# Work instructions:
Locate every line in the records below that contains the word "ACENOCUMAROL", and copy each one.

# Stored records:
· · · · ·
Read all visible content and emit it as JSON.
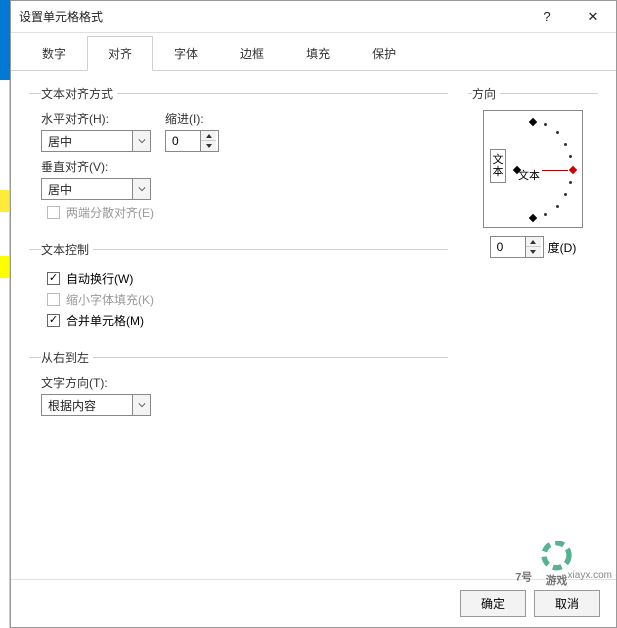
{
  "titlebar": {
    "title": "设置单元格格式",
    "help": "?",
    "close": "✕"
  },
  "tabs": {
    "items": [
      {
        "label": "数字"
      },
      {
        "label": "对齐"
      },
      {
        "label": "字体"
      },
      {
        "label": "边框"
      },
      {
        "label": "填充"
      },
      {
        "label": "保护"
      }
    ],
    "active_index": 1
  },
  "alignment": {
    "legend": "文本对齐方式",
    "horizontal": {
      "label": "水平对齐(H):",
      "value": "居中"
    },
    "vertical": {
      "label": "垂直对齐(V):",
      "value": "居中"
    },
    "indent": {
      "label": "缩进(I):",
      "value": "0"
    },
    "justify_distributed": {
      "label": "两端分散对齐(E)",
      "checked": false,
      "disabled": true
    }
  },
  "text_control": {
    "legend": "文本控制",
    "wrap_text": {
      "label": "自动换行(W)",
      "checked": true
    },
    "shrink_to_fit": {
      "label": "缩小字体填充(K)",
      "checked": false,
      "disabled": true
    },
    "merge_cells": {
      "label": "合并单元格(M)",
      "checked": true
    }
  },
  "rtl": {
    "legend": "从右到左",
    "text_direction": {
      "label": "文字方向(T):",
      "value": "根据内容"
    }
  },
  "orientation": {
    "legend": "方向",
    "v_label": "文本",
    "h_label": "文本",
    "degrees_value": "0",
    "degrees_suffix": "度(D)"
  },
  "footer": {
    "ok": "确定",
    "cancel": "取消"
  },
  "watermark": "xiayx.com"
}
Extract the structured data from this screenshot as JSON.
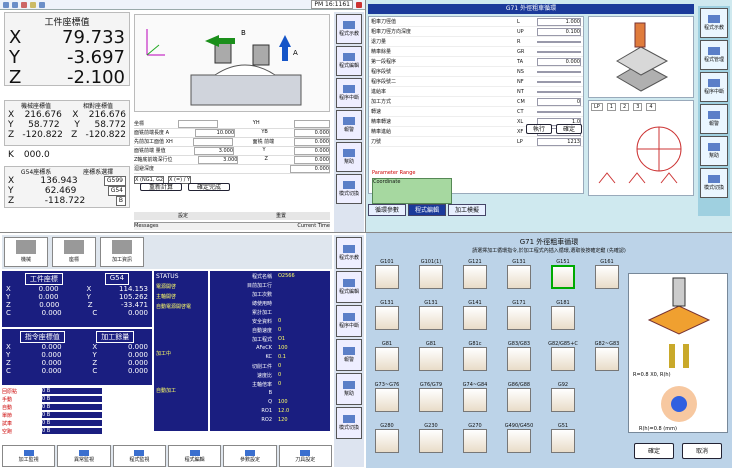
{
  "q1": {
    "clock": "PM 16:1161",
    "work_title": "工件座標值",
    "axes": [
      {
        "n": "X",
        "v": "79.733"
      },
      {
        "n": "Y",
        "v": "-3.697"
      },
      {
        "n": "Z",
        "v": "-2.100"
      }
    ],
    "mech_label": "機械座標值",
    "rel_label": "相對座標值",
    "mech": [
      {
        "n": "X",
        "v": "216.676"
      },
      {
        "n": "Y",
        "v": "58.772"
      },
      {
        "n": "Z",
        "v": "-120.822"
      }
    ],
    "rel": [
      {
        "n": "X",
        "v": "216.676"
      },
      {
        "n": "Y",
        "v": "58.772"
      },
      {
        "n": "Z",
        "v": "-120.822"
      }
    ],
    "k": {
      "n": "K",
      "v": "000.0"
    },
    "g54_label": "G54座標系",
    "wc_label": "座標系選擇",
    "g54": [
      {
        "n": "X",
        "v": "136.943"
      },
      {
        "n": "Y",
        "v": "62.469"
      },
      {
        "n": "Z",
        "v": "-118.722"
      }
    ],
    "wc_values": [
      "G599",
      "G54",
      "B"
    ],
    "diagram_labels": [
      "B",
      "A"
    ],
    "params": [
      {
        "k": "坐標",
        "v": ""
      },
      {
        "k": "面铣前端長度 A",
        "v": "10.000"
      },
      {
        "k": "先前加工面值 XH",
        "v": ""
      },
      {
        "k": "面铣前端 量值",
        "v": "3.000"
      },
      {
        "k": "Z軸底前端深行位",
        "v": "3.000"
      },
      {
        "k": "迴避深度",
        "v": "0.000"
      }
    ],
    "params_right": [
      {
        "k": "YH",
        "v": ""
      },
      {
        "k": "YB",
        "v": "0.000"
      },
      {
        "k": "面铣 前端",
        "v": "0.000"
      },
      {
        "k": "Y",
        "v": "0.000"
      },
      {
        "k": "Z",
        "v": "0.000"
      }
    ],
    "combo_a": "X (NG1, G2",
    "combo_b": "X (=) / Y",
    "btn_recalc": "重新計算",
    "btn_apply": "確定完成",
    "footer": [
      "設定",
      "重置"
    ],
    "msg_label": "Messages",
    "time_label": "Current Time",
    "side": [
      "程式示教",
      "程式編輯",
      "程序中斷",
      "報警",
      "幫助",
      "模式切換"
    ]
  },
  "q2": {
    "header": "G71 外徑粗車循環",
    "rows": [
      {
        "k": "粗車刀徑值",
        "c": "L",
        "v": "1.000"
      },
      {
        "k": "粗車刀徑方向深度",
        "c": "UP",
        "v": "0.100"
      },
      {
        "k": "退刀量",
        "c": "R",
        "v": ""
      },
      {
        "k": "精車餘量",
        "c": "GR",
        "v": ""
      },
      {
        "k": "第一段程序",
        "c": "TA",
        "v": "0.000"
      },
      {
        "k": "程序段號",
        "c": "NS",
        "v": ""
      },
      {
        "k": "程序段號二",
        "c": "NF",
        "v": ""
      },
      {
        "k": "進給率",
        "c": "NT",
        "v": ""
      },
      {
        "k": "加工方式",
        "c": "CM",
        "v": "0"
      },
      {
        "k": "轉速",
        "c": "CT",
        "v": ""
      },
      {
        "k": "精車轉速",
        "c": "XL",
        "v": "1.0"
      },
      {
        "k": "精車進給",
        "c": "XF",
        "v": "1.0"
      },
      {
        "k": "刀號",
        "c": "LP",
        "v": "1213"
      }
    ],
    "param_group": "Parameter Range",
    "coord_label": "Coordinate",
    "lp_row": [
      "LP",
      "1",
      "2",
      "3",
      "4"
    ],
    "tool_no": "LP",
    "buttons": [
      "執行",
      "確定"
    ],
    "tabs": [
      "循環參數",
      "程式編輯",
      "加工模擬"
    ],
    "side": [
      "程式示教",
      "程式管理",
      "程序中斷",
      "報警",
      "幫助",
      "模式切換"
    ]
  },
  "q3": {
    "tabs": [
      "機械",
      "座標",
      "加工資訊"
    ],
    "work_title": "工件座標",
    "g_title": "G54",
    "work": [
      {
        "n": "X",
        "v": "0.000"
      },
      {
        "n": "Y",
        "v": "0.000"
      },
      {
        "n": "Z",
        "v": "0.000"
      },
      {
        "n": "C",
        "v": "0.000"
      }
    ],
    "g54": [
      {
        "n": "X",
        "v": "114.153"
      },
      {
        "n": "Y",
        "v": "105.262"
      },
      {
        "n": "Z",
        "v": "-33.471"
      },
      {
        "n": "C",
        "v": "0.000"
      }
    ],
    "cmd_title": "指令座標值",
    "mach_title": "加工餘量",
    "cmd": [
      {
        "n": "X",
        "v": "0.000"
      },
      {
        "n": "Y",
        "v": "0.000"
      },
      {
        "n": "Z",
        "v": "0.000"
      },
      {
        "n": "C",
        "v": "0.000"
      }
    ],
    "mach": [
      {
        "n": "X",
        "v": "0.000"
      },
      {
        "n": "Y",
        "v": "0.000"
      },
      {
        "n": "Z",
        "v": "0.000"
      },
      {
        "n": "C",
        "v": "0.000"
      }
    ],
    "status_title": "STATUS",
    "status": [
      "電源開啓",
      "主軸開啓",
      "自動電源開啓電"
    ],
    "mode": "加工中",
    "mode2": "自動加工",
    "info": [
      {
        "k": "程式名稱",
        "v": "O2566"
      },
      {
        "k": "目前加工行",
        "v": ""
      },
      {
        "k": "加工次數",
        "v": ""
      },
      {
        "k": "總使用時",
        "v": ""
      },
      {
        "k": "累計加工",
        "v": ""
      },
      {
        "k": "安全資料",
        "v": "0"
      },
      {
        "k": "自動速度",
        "v": "0"
      },
      {
        "k": "加工程式",
        "v": "O1"
      },
      {
        "k": "AFeCK",
        "v": "100"
      },
      {
        "k": "KC",
        "v": "0.1"
      },
      {
        "k": "切削工件",
        "v": "0"
      },
      {
        "k": "速度比",
        "v": "0"
      },
      {
        "k": "主軸倍率",
        "v": "0"
      },
      {
        "k": "B",
        "v": ""
      },
      {
        "k": "Q",
        "v": "100"
      },
      {
        "k": "RO1",
        "v": "12.0"
      },
      {
        "k": "RO2",
        "v": "120"
      }
    ],
    "alarm_labels": [
      "回原點",
      "手動",
      "自動",
      "單節",
      "試車",
      "空跑"
    ],
    "alarm_vals": [
      "0 B",
      "0 B",
      "0 B",
      "0 B",
      "0 B",
      "0 B"
    ],
    "bottom": [
      "加工監視",
      "異常監視",
      "程式監視",
      "程式編輯",
      "參數設定",
      "刀具設定"
    ],
    "side": [
      "程式示教",
      "程式編輯",
      "程序中斷",
      "報警",
      "幫助",
      "模式切換"
    ]
  },
  "q4": {
    "title": "G71 外徑粗車循環",
    "subtitle": "請選擇加工循環指令,於加工程式內插入循環,選取後按確定鍵 (先確認)",
    "groups": [
      [
        "G101",
        "G101(1)",
        "G121",
        "G131",
        "G151",
        "G161"
      ],
      [
        "G131",
        "G131",
        "G141",
        "G171",
        "G181"
      ],
      [
        "G81",
        "G81",
        "G81c",
        "G83/G83",
        "G82/G85+C",
        "G82~G83"
      ],
      [
        "G73~G76",
        "G76/G79",
        "G74~G84",
        "G86/G88",
        "G92"
      ],
      [
        "G280",
        "G230",
        "G270",
        "G490/G450",
        "G51"
      ]
    ],
    "diag": [
      "R=0.8 X0, R(h)",
      "R(h)=0.8 (mm)"
    ],
    "btn_ok": "確定",
    "btn_cancel": "取消"
  }
}
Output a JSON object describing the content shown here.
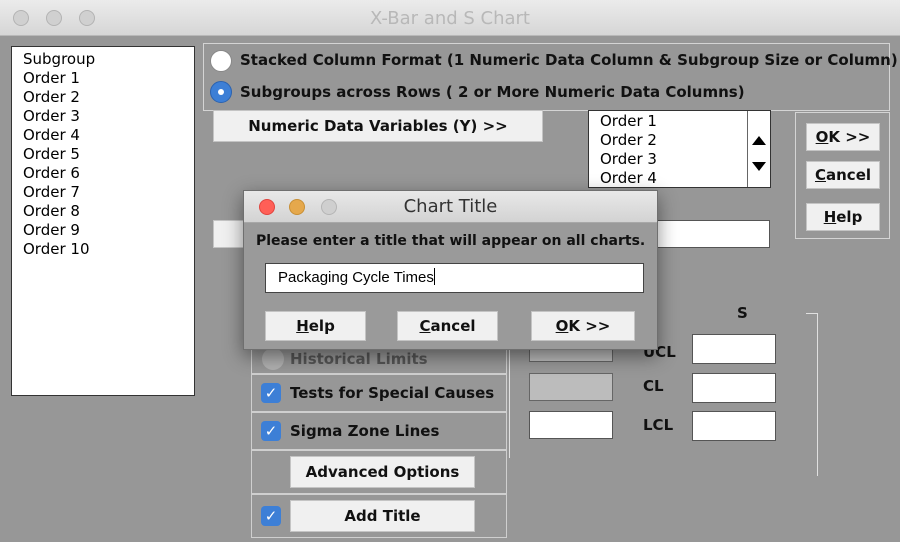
{
  "window": {
    "title": "X-Bar and S Chart"
  },
  "variables_list": [
    "Subgroup",
    "Order 1",
    "Order 2",
    "Order 3",
    "Order 4",
    "Order 5",
    "Order 6",
    "Order 7",
    "Order 8",
    "Order 9",
    "Order 10"
  ],
  "format": {
    "stacked_label": "Stacked Column Format (1 Numeric Data Column & Subgroup Size or Column)",
    "across_rows_label": "Subgroups across Rows ( 2 or More Numeric Data Columns)",
    "selected": "across_rows"
  },
  "numeric_button": {
    "label": "Numeric Data Variables (Y) >>"
  },
  "selected_list": [
    "Order 1",
    "Order 2",
    "Order 3",
    "Order 4"
  ],
  "side_buttons": {
    "ok": "OK >>",
    "cancel": "Cancel",
    "help": "Help"
  },
  "limits": {
    "header": "S",
    "historical_label": "Historical Limits",
    "ucl": "UCL",
    "cl": "CL",
    "lcl": "LCL"
  },
  "options": {
    "tests_label": "Tests for Special Causes",
    "tests_checked": true,
    "sigma_label": "Sigma Zone Lines",
    "sigma_checked": true,
    "advanced_label": "Advanced Options",
    "add_title_label": "Add Title",
    "add_title_checked": true
  },
  "dialog": {
    "title": "Chart Title",
    "prompt": "Please enter a title that will appear on all charts.",
    "input_value": "Packaging Cycle Times",
    "help_label": "Help",
    "cancel_label": "Cancel",
    "ok_label": "OK >>"
  },
  "colors": {
    "accent": "#3d7fd6",
    "background": "#979797",
    "close": "#ff5f57",
    "minimize": "#e5a84c"
  }
}
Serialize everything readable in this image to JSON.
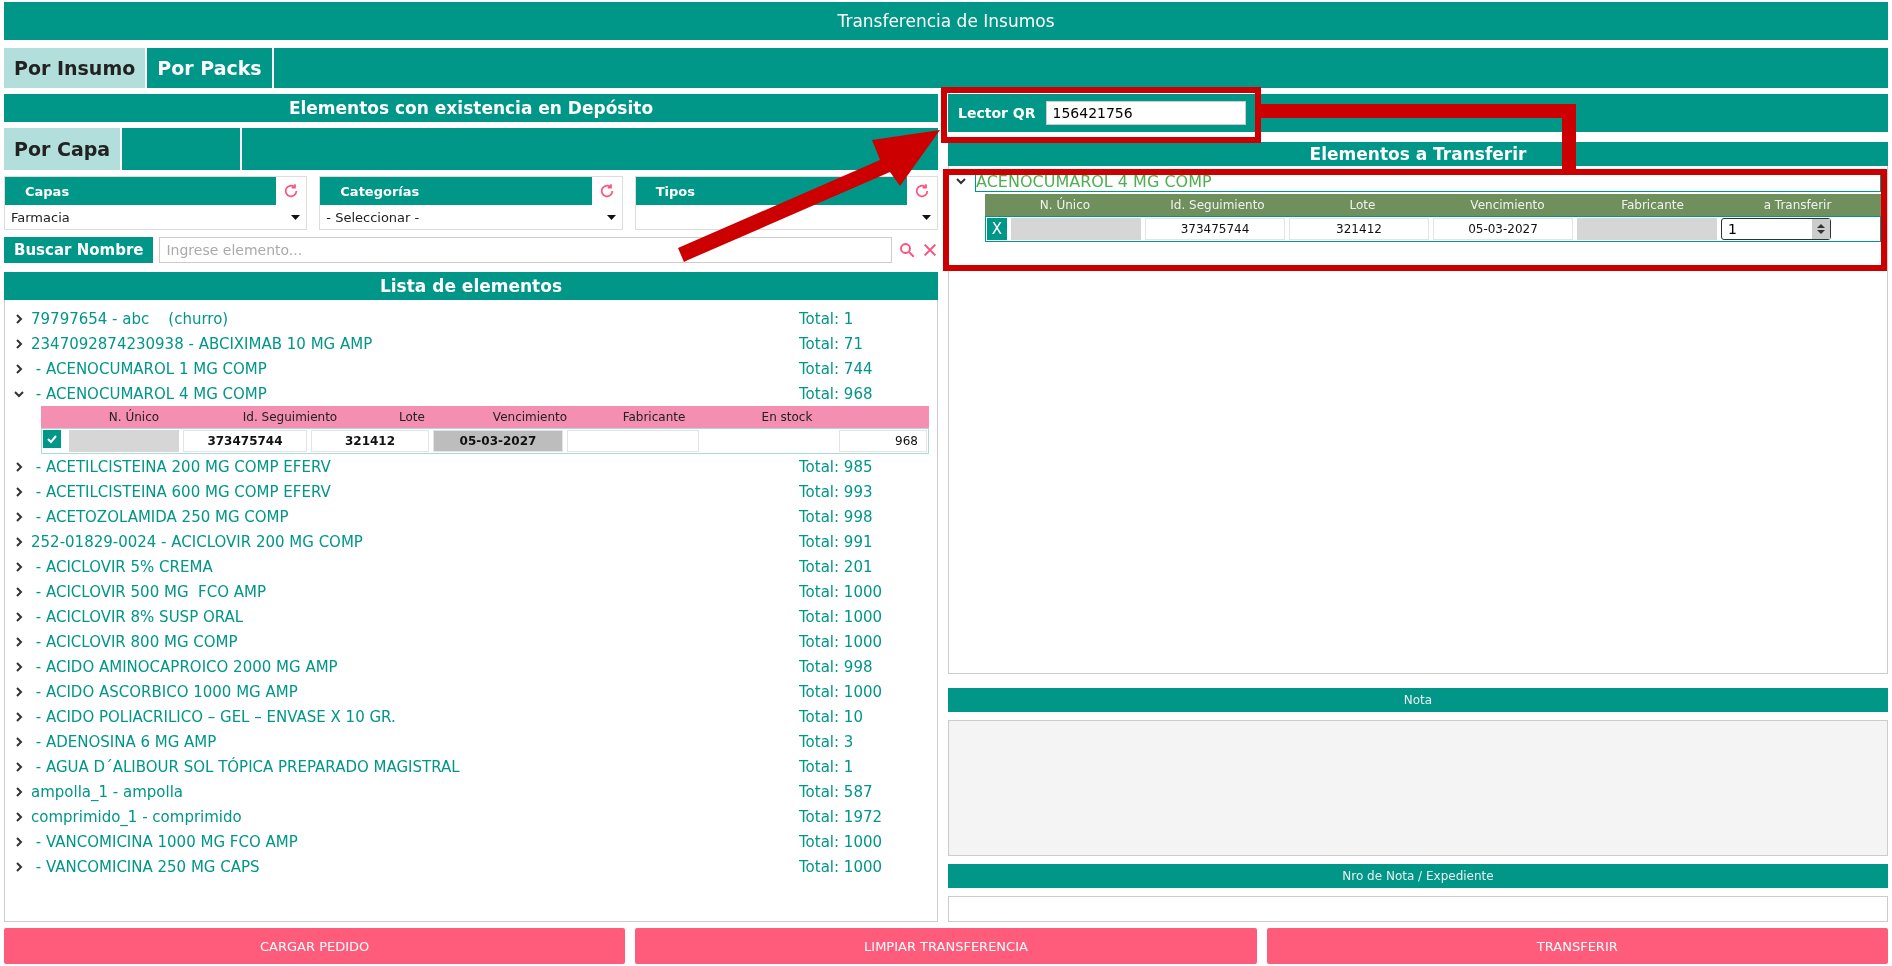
{
  "window": {
    "title": "Transferencia de Insumos"
  },
  "tabs": [
    {
      "label": "Por Insumo",
      "selected": true
    },
    {
      "label": "Por Packs",
      "selected": false
    }
  ],
  "stock_panel": {
    "title": "Elementos con existencia en Depósito",
    "subtabs": [
      {
        "label": "Por Capa",
        "selected": true
      }
    ],
    "filters": [
      {
        "label": "Capas",
        "value": "Farmacia"
      },
      {
        "label": "Categorías",
        "value": "- Seleccionar -"
      },
      {
        "label": "Tipos"
      }
    ],
    "search": {
      "label": "Buscar Nombre",
      "placeholder": "Ingrese elemento..."
    },
    "list_title": "Lista de elementos",
    "lot_columns": [
      "N. Único",
      "Id. Seguimiento",
      "Lote",
      "Vencimiento",
      "Fabricante",
      "En stock"
    ],
    "items": [
      {
        "name": "79797654 - abc    (churro)",
        "total": "Total: 1",
        "expanded": false
      },
      {
        "name": "2347092874230938 - ABCIXIMAB 10 MG AMP",
        "total": "Total: 71",
        "expanded": false
      },
      {
        "name": " - ACENOCUMAROL 1 MG COMP",
        "total": "Total: 744",
        "expanded": false
      },
      {
        "name": " - ACENOCUMAROL 4 MG COMP",
        "total": "Total: 968",
        "expanded": true,
        "lots": [
          {
            "checked": true,
            "id_seguimiento": "373475744",
            "lote": "321412",
            "vencimiento": "05-03-2027",
            "stock": "968"
          }
        ]
      },
      {
        "name": " - ACETILCISTEINA 200 MG COMP EFERV",
        "total": "Total: 985",
        "expanded": false
      },
      {
        "name": " - ACETILCISTEINA 600 MG COMP EFERV",
        "total": "Total: 993",
        "expanded": false
      },
      {
        "name": " - ACETOZOLAMIDA 250 MG COMP",
        "total": "Total: 998",
        "expanded": false
      },
      {
        "name": "252-01829-0024 - ACICLOVIR 200 MG COMP",
        "total": "Total: 991",
        "expanded": false
      },
      {
        "name": " - ACICLOVIR 5% CREMA",
        "total": "Total: 201",
        "expanded": false
      },
      {
        "name": " - ACICLOVIR 500 MG  FCO AMP",
        "total": "Total: 1000",
        "expanded": false
      },
      {
        "name": " - ACICLOVIR 8% SUSP ORAL",
        "total": "Total: 1000",
        "expanded": false
      },
      {
        "name": " - ACICLOVIR 800 MG COMP",
        "total": "Total: 1000",
        "expanded": false
      },
      {
        "name": " - ACIDO AMINOCAPROICO 2000 MG AMP",
        "total": "Total: 998",
        "expanded": false
      },
      {
        "name": " - ACIDO ASCORBICO 1000 MG AMP",
        "total": "Total: 1000",
        "expanded": false
      },
      {
        "name": " - ACIDO POLIACRILICO – GEL – ENVASE X 10 GR.",
        "total": "Total: 10",
        "expanded": false
      },
      {
        "name": " - ADENOSINA 6 MG AMP",
        "total": "Total: 3",
        "expanded": false
      },
      {
        "name": " - AGUA D´ALIBOUR SOL TÓPICA PREPARADO MAGISTRAL",
        "total": "Total: 1",
        "expanded": false
      },
      {
        "name": "ampolla_1 - ampolla",
        "total": "Total: 587",
        "expanded": false
      },
      {
        "name": "comprimido_1 - comprimido",
        "total": "Total: 1972",
        "expanded": false
      },
      {
        "name": " - VANCOMICINA 1000 MG FCO AMP",
        "total": "Total: 1000",
        "expanded": false
      },
      {
        "name": " - VANCOMICINA 250 MG CAPS",
        "total": "Total: 1000",
        "expanded": false
      }
    ]
  },
  "qr_reader": {
    "label": "Lector QR",
    "value": "156421756"
  },
  "transfer_panel": {
    "title": "Elementos a Transferir",
    "columns": [
      "N. Único",
      "Id. Seguimiento",
      "Lote",
      "Vencimiento",
      "Fabricante",
      "a Transferir"
    ],
    "groups": [
      {
        "name": "ACENOCUMAROL 4 MG COMP",
        "expanded": true,
        "rows": [
          {
            "remove": "X",
            "id_seguimiento": "373475744",
            "lote": "321412",
            "vencimiento": "05-03-2027",
            "quantity": "1"
          }
        ]
      }
    ]
  },
  "note": {
    "title": "Nota"
  },
  "expediente": {
    "title": "Nro de Nota / Expediente"
  },
  "buttons": [
    "CARGAR PEDIDO",
    "LIMPIAR TRANSFERENCIA",
    "TRANSFERIR"
  ]
}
· · · · ·
# Exercise output:
        "name": " - ACENOCUMAROL 1 MG COMP",
        "name": " - ACENOCUMAROL 4 MG COMP",
        "name": "ACENOCUMAROL 4 MG COMP",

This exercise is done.